Exercise aim:
Check every line below for the word "موضع" and copy each one that has it.

Dataset excerpts:
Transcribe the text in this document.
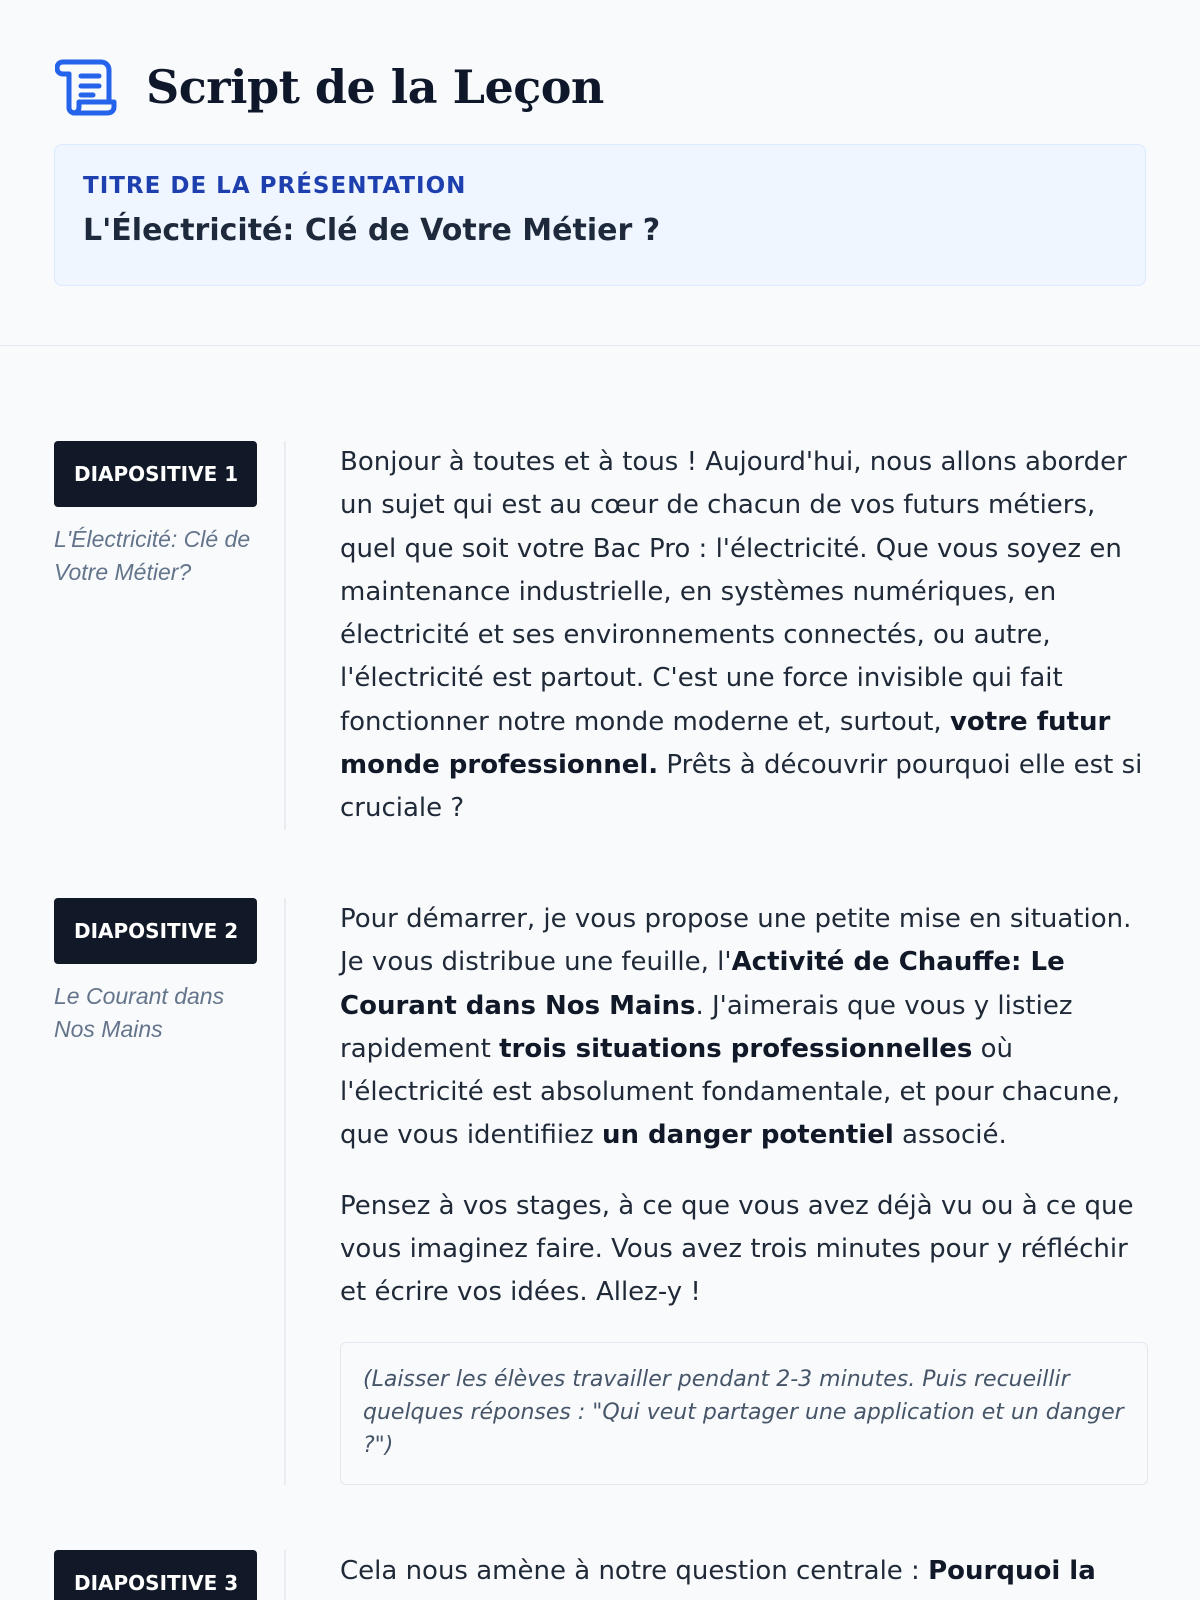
Script de la Leçon
TITRE DE LA PRÉSENTATION
L'Électricité: Clé de Votre Métier ?
DIAPOSITIVE 1
L'Électricité: Clé de Votre Métier?

Bonjour à toutes et à tous ! Aujourd'hui, nous allons aborder un sujet qui est au cœur de chacun de vos futurs métiers, quel que soit votre Bac Pro : l'électricité. Que vous soyez en maintenance industrielle, en systèmes numériques, en électricité et ses environnements connectés, ou autre, l'électricité est partout. C'est une force invisible qui fait fonctionner notre monde moderne et, surtout, votre futur monde professionnel. Prêts à découvrir pourquoi elle est si cruciale ?

DIAPOSITIVE 2
Le Courant dans Nos Mains

Pour démarrer, je vous propose une petite mise en situation. Je vous distribue une feuille, l'Activité de Chauffe: Le Courant dans Nos Mains. J'aimerais que vous y listiez rapidement trois situations professionnelles où l'électricité est absolument fondamentale, et pour chacune, que vous identifiiez un danger potentiel associé.

Pensez à vos stages, à ce que vous avez déjà vu ou à ce que vous imaginez faire. Vous avez trois minutes pour y réfléchir et écrire vos idées. Allez-y !

(Laisser les élèves travailler pendant 2-3 minutes. Puis recueillir quelques réponses : "Qui veut partager une application et un danger ?")
DIAPOSITIVE 3	Cela nous amène à notre question centrale : Pourquoi la
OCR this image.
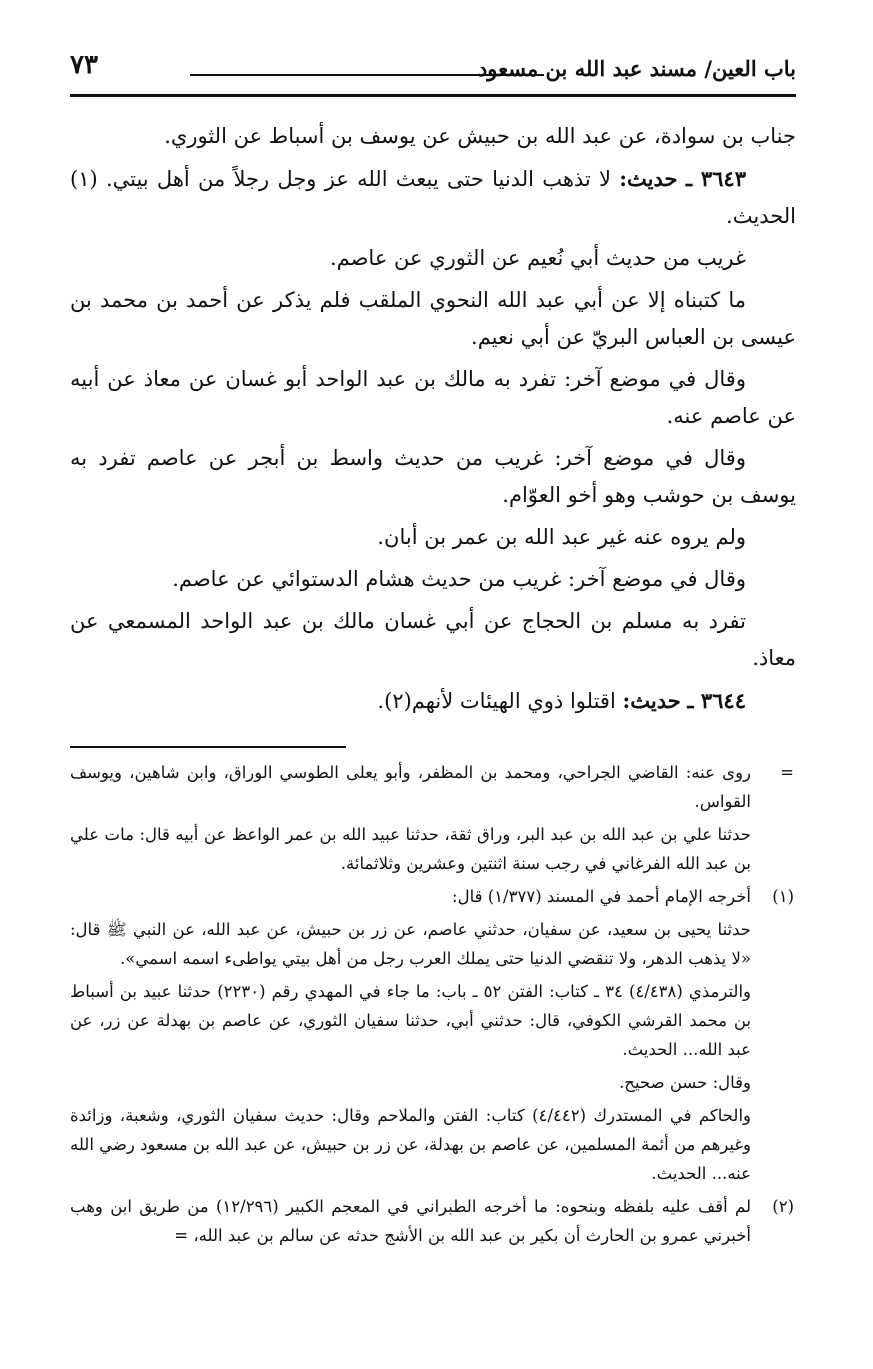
باب العين/ مسند عبد الله بن مسعود
٧٣

جناب بن سوادة، عن عبد الله بن حبيش عن يوسف بن أسباط عن الثوري.

٣٦٤٣ ـ حديث: لا تذهب الدنيا حتى يبعث الله عز وجل رجلاً من أهل بيتي. (١) الحديث.

غريب من حديث أبي نُعيم عن الثوري عن عاصم.

ما كتبناه إلا عن أبي عبد الله النحوي الملقب فلم يذكر عن أحمد بن محمد بن عيسى بن العباس البريّ عن أبي نعيم.

وقال في موضع آخر: تفرد به مالك بن عبد الواحد أبو غسان عن معاذ عن أبيه عن عاصم عنه.

وقال في موضع آخر: غريب من حديث واسط بن أبجر عن عاصم تفرد به يوسف بن حوشب وهو أخو العوّام.

ولم يروه عنه غير عبد الله بن عمر بن أبان.

وقال في موضع آخر: غريب من حديث هشام الدستوائي عن عاصم.

تفرد به مسلم بن الحجاج عن أبي غسان مالك بن عبد الواحد المسمعي عن معاذ.

٣٦٤٤ ـ حديث: اقتلوا ذوي الهيئات لأنهم(٢).

=
روى عنه: القاضي الجراحي، ومحمد بن المظفر، وأبو يعلى الطوسي الوراق، وابن شاهين، ويوسف القواس.
حدثنا علي بن عبد الله بن عبد البر، وراق ثقة، حدثنا عبيد الله بن عمر الواعظ عن أبيه قال: مات علي بن عبد الله الفرغاني في رجب سنة اثنتين وعشرين وثلاثمائة.
(١)
أخرجه الإمام أحمد في المسند (١/٣٧٧) قال:
حدثنا يحيى بن سعيد، عن سفيان، حدثني عاصم، عن زر بن حبيش، عن عبد الله، عن النبي ﷺ قال: «لا يذهب الدهر، ولا تنقضي الدنيا حتى يملك العرب رجل من أهل بيتي يواطىء اسمه اسمي».
والترمذي (٤/٤٣٨) ٣٤ ـ كتاب: الفتن ٥٢ ـ باب: ما جاء في المهدي رقم (٢٢٣٠) حدثنا عبيد بن أسباط بن محمد القرشي الكوفي، قال: حدثني أبي، حدثنا سفيان الثوري، عن عاصم بن بهدلة عن زر، عن عبد الله... الحديث.
وقال: حسن صحيح.
والحاكم في المستدرك (٤/٤٤٢) كتاب: الفتن والملاحم وقال: حديث سفيان الثوري، وشعبة، وزائدة وغيرهم من أئمة المسلمين، عن عاصم بن بهدلة، عن زر بن حبيش، عن عبد الله بن مسعود رضي الله عنه... الحديث.
(٢)
لم أقف عليه بلفظه وبنحوه: ما أخرجه الطبراني في المعجم الكبير (١٢/٢٩٦) من طريق ابن وهب أخبرني عمرو بن الحارث أن بكير بن عبد الله بن الأشج حدثه عن سالم بن عبد الله، =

Reply:
وقال في موضع آخر: تفرد به مالك بن عبد الواحد أبو غسان عن معاذ عن أبيه عن عاصم عنه.
وقال في موضع آخر: غريب من حديث واسط بن أبجر عن عاصم تفرد به يوسف بن حوشب وهو أخو العوّام.
وقال في موضع آخر: غريب من حديث هشام الدستوائي عن عاصم.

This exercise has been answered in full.